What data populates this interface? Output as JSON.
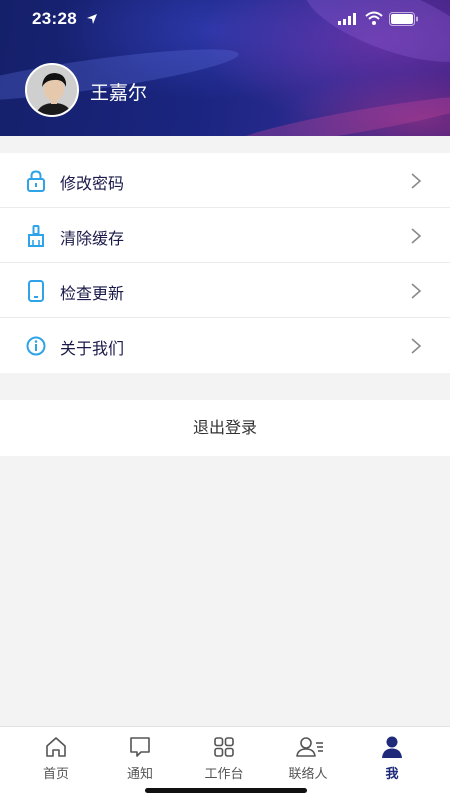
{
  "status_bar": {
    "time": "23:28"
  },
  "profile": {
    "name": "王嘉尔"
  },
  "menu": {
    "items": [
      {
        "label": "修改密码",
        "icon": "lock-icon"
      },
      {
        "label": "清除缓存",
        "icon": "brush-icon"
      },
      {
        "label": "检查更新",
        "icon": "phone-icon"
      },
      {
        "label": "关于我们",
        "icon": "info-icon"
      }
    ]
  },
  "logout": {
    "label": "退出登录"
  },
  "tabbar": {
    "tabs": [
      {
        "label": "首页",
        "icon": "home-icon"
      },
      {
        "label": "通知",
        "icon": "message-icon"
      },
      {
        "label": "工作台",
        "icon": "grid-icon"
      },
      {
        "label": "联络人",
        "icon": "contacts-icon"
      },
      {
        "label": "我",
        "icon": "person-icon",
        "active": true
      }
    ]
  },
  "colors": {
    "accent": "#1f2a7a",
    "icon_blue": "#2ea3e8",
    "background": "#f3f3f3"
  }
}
════════════════
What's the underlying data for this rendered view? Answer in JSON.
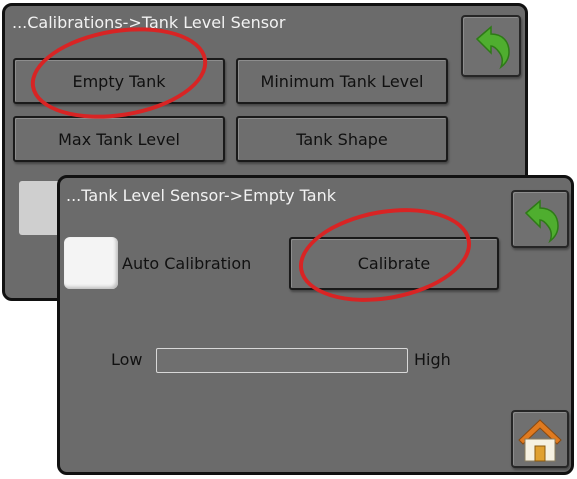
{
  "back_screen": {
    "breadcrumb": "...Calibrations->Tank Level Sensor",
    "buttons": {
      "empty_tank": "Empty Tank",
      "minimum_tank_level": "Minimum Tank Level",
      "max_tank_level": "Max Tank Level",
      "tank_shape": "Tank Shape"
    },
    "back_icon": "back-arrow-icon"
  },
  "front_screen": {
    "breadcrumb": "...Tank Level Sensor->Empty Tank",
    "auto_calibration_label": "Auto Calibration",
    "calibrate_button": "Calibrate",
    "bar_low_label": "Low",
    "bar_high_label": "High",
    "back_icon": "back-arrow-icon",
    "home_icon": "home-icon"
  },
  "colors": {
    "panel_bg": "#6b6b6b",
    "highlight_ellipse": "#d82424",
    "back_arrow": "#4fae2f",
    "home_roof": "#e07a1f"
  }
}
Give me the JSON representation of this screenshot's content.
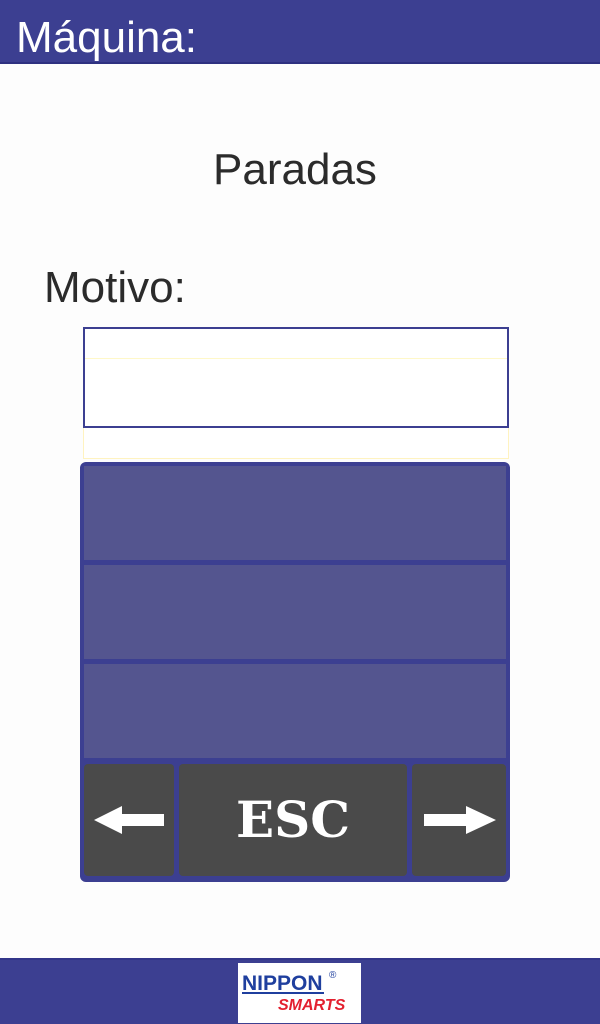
════════════════
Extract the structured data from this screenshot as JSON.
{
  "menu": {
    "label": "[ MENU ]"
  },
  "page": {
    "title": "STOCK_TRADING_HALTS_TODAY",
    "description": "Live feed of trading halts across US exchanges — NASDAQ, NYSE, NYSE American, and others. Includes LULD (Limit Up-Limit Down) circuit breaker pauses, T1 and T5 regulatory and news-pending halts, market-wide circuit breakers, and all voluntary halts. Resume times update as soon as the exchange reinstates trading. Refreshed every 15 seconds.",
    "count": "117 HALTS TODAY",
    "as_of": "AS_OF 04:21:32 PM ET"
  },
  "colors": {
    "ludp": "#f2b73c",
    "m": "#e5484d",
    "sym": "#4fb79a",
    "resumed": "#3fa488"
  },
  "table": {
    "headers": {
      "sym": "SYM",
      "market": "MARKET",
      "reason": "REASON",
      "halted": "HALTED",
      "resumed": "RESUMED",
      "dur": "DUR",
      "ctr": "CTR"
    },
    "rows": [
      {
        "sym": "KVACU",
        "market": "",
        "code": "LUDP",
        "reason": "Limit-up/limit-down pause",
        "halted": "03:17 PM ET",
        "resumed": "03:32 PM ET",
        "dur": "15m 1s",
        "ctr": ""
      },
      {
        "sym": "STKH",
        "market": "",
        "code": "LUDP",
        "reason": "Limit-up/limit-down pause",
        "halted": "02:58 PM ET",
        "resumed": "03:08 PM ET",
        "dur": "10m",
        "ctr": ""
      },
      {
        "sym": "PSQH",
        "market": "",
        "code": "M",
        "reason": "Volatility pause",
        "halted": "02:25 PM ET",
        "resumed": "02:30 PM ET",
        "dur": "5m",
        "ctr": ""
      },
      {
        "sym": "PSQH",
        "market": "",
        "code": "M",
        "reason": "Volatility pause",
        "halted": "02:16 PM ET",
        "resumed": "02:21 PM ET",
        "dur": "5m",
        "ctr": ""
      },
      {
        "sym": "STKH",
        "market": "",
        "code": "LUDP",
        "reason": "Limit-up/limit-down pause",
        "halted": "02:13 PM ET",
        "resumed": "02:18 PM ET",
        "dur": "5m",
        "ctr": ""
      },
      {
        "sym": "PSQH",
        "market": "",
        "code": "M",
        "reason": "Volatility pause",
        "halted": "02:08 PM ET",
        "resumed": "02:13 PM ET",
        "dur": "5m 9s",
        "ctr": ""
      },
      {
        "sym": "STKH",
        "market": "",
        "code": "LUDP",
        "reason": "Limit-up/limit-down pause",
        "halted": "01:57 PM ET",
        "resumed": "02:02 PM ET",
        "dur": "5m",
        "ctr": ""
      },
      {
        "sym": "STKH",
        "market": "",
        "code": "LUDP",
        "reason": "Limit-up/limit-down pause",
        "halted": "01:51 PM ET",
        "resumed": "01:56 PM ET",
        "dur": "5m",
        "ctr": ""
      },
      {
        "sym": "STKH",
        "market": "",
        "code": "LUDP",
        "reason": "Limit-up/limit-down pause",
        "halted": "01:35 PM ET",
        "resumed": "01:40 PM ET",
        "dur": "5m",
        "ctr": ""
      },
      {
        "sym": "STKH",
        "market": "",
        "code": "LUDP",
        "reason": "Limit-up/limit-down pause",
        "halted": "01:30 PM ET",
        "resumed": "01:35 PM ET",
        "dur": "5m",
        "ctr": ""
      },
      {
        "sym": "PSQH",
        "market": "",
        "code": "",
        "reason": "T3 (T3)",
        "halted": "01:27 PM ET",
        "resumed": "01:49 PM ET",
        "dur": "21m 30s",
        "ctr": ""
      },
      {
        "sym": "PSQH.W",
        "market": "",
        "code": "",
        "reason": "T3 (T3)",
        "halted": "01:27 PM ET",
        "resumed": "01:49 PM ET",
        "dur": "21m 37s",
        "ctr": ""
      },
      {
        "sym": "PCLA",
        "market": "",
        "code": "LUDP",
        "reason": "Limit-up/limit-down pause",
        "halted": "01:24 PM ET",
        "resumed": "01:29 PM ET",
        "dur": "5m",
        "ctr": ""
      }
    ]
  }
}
════════════════
#### WHAT IS ASKED
Print exactly what appears from the line holding "What's the underlying" down to the line holding "Give me the", both ends kept, leaving out the pictures.

#### THE OUTPUT
What's the underlying data for this rendered view? Answer in JSON.
{
  "back_screen": {
    "breadcrumb": "...Calibrations->Tank Level Sensor",
    "buttons": {
      "empty_tank": "Empty Tank",
      "minimum_tank_level": "Minimum Tank Level",
      "max_tank_level": "Max Tank Level",
      "tank_shape": "Tank Shape"
    },
    "back_icon": "back-arrow-icon"
  },
  "front_screen": {
    "breadcrumb": "...Tank Level Sensor->Empty Tank",
    "auto_calibration_label": "Auto Calibration",
    "calibrate_button": "Calibrate",
    "bar_low_label": "Low",
    "bar_high_label": "High",
    "back_icon": "back-arrow-icon",
    "home_icon": "home-icon"
  },
  "colors": {
    "panel_bg": "#6b6b6b",
    "highlight_ellipse": "#d82424",
    "back_arrow": "#4fae2f",
    "home_roof": "#e07a1f"
  }
}
Give me the JSON representation of this screenshot's content.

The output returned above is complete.